> [EXERCISE AIM] Examine the entries and show every line in which the word "this" is found.

··· DATA SUPPLIED ···

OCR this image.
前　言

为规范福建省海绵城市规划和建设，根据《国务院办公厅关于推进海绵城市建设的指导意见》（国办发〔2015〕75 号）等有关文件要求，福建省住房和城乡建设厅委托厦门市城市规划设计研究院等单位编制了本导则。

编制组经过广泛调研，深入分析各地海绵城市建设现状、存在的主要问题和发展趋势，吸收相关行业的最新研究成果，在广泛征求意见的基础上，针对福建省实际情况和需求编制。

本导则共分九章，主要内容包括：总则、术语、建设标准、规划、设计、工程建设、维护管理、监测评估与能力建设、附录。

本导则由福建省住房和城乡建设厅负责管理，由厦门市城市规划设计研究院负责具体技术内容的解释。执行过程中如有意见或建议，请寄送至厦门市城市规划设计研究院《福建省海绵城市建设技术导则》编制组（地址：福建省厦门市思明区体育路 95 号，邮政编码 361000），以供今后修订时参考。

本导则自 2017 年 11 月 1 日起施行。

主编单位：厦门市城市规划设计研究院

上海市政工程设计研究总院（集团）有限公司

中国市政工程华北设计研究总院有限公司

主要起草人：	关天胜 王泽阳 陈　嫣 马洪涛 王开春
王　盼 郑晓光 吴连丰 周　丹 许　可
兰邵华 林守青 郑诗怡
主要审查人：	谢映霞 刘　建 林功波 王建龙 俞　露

···
··· DATA SUPPLIED ···

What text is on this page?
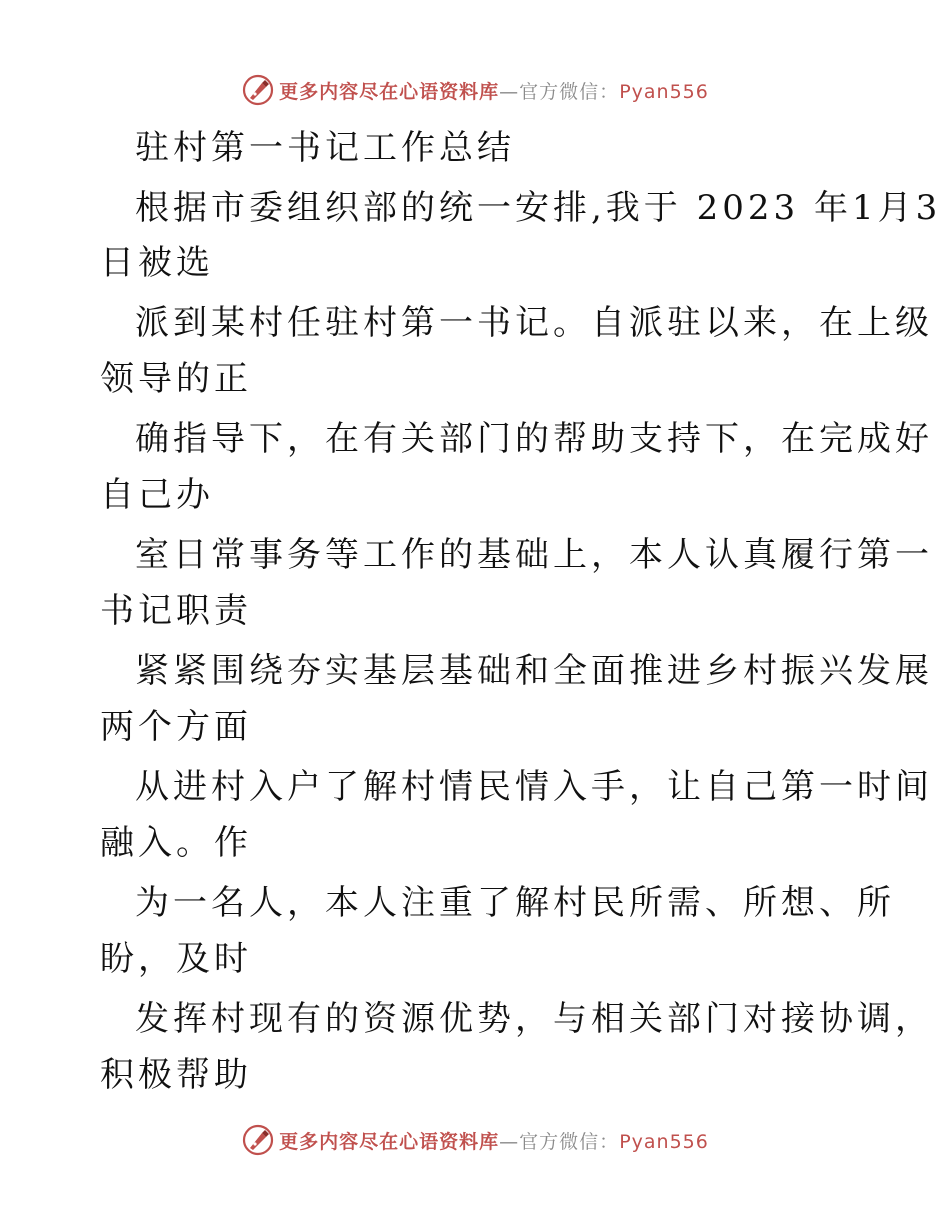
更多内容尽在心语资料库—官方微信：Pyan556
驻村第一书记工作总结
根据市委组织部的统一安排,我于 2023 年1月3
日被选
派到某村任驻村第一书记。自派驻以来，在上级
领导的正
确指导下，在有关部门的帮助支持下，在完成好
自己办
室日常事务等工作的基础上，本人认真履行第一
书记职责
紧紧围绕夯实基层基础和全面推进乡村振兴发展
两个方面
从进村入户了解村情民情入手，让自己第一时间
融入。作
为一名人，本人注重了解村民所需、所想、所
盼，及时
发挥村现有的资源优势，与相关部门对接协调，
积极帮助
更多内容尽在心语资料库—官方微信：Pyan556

···

> [TASK ANSWER]
OCR this image.
What text is on this page?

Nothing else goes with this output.